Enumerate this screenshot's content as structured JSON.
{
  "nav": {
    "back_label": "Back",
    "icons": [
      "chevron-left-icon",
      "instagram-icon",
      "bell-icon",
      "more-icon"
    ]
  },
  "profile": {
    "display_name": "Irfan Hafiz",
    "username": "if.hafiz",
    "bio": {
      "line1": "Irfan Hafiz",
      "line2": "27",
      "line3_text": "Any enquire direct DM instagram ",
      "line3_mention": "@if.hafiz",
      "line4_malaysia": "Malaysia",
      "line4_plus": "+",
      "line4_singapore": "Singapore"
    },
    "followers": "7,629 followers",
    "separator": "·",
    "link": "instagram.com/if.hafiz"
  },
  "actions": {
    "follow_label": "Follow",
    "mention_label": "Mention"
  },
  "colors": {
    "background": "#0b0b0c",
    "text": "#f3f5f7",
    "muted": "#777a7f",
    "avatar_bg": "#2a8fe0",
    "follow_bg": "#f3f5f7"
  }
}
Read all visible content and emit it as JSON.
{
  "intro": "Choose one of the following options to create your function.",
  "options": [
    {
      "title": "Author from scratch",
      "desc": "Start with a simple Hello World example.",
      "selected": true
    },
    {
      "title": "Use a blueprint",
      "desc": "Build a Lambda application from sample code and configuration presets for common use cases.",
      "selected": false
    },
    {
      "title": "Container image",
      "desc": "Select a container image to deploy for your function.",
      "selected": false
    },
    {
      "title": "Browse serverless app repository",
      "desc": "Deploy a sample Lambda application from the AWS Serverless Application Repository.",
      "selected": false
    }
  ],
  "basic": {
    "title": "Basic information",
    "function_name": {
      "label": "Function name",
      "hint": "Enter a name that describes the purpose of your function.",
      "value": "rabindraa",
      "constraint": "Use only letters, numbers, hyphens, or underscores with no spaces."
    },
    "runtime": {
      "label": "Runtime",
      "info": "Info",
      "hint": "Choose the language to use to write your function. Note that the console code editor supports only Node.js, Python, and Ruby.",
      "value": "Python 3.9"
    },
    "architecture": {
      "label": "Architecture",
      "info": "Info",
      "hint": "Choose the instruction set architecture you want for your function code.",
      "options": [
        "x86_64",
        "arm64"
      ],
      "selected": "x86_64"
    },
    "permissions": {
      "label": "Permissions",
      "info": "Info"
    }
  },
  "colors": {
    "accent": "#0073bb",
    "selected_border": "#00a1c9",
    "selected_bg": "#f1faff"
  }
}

> **WORK REQUIRED**
Each entry above is to be printed again exactly.

> **EXERCISE OUTPUT**
Enumerate this screenshot's content as structured JSON.
{
  "nav": {
    "back_label": "Back",
    "icons": [
      "chevron-left-icon",
      "instagram-icon",
      "bell-icon",
      "more-icon"
    ]
  },
  "profile": {
    "display_name": "Irfan Hafiz",
    "username": "if.hafiz",
    "bio": {
      "line1": "Irfan Hafiz",
      "line2": "27",
      "line3_text": "Any enquire direct DM instagram ",
      "line3_mention": "@if.hafiz",
      "line4_malaysia": "Malaysia",
      "line4_plus": "+",
      "line4_singapore": "Singapore"
    },
    "followers": "7,629 followers",
    "separator": "·",
    "link": "instagram.com/if.hafiz"
  },
  "actions": {
    "follow_label": "Follow",
    "mention_label": "Mention"
  },
  "colors": {
    "background": "#0b0b0c",
    "text": "#f3f5f7",
    "muted": "#777a7f",
    "avatar_bg": "#2a8fe0",
    "follow_bg": "#f3f5f7"
  }
}
Read all visible content and emit it as JSON.
{
  "intro": "Choose one of the following options to create your function.",
  "options": [
    {
      "title": "Author from scratch",
      "desc": "Start with a simple Hello World example.",
      "selected": true
    },
    {
      "title": "Use a blueprint",
      "desc": "Build a Lambda application from sample code and configuration presets for common use cases.",
      "selected": false
    },
    {
      "title": "Container image",
      "desc": "Select a container image to deploy for your function.",
      "selected": false
    },
    {
      "title": "Browse serverless app repository",
      "desc": "Deploy a sample Lambda application from the AWS Serverless Application Repository.",
      "selected": false
    }
  ],
  "basic": {
    "title": "Basic information",
    "function_name": {
      "label": "Function name",
      "hint": "Enter a name that describes the purpose of your function.",
      "value": "rabindraa",
      "constraint": "Use only letters, numbers, hyphens, or underscores with no spaces."
    },
    "runtime": {
      "label": "Runtime",
      "info": "Info",
      "hint": "Choose the language to use to write your function. Note that the console code editor supports only Node.js, Python, and Ruby.",
      "value": "Python 3.9"
    },
    "architecture": {
      "label": "Architecture",
      "info": "Info",
      "hint": "Choose the instruction set architecture you want for your function code.",
      "options": [
        "x86_64",
        "arm64"
      ],
      "selected": "x86_64"
    },
    "permissions": {
      "label": "Permissions",
      "info": "Info"
    }
  },
  "colors": {
    "accent": "#0073bb",
    "selected_border": "#00a1c9",
    "selected_bg": "#f1faff"
  }
}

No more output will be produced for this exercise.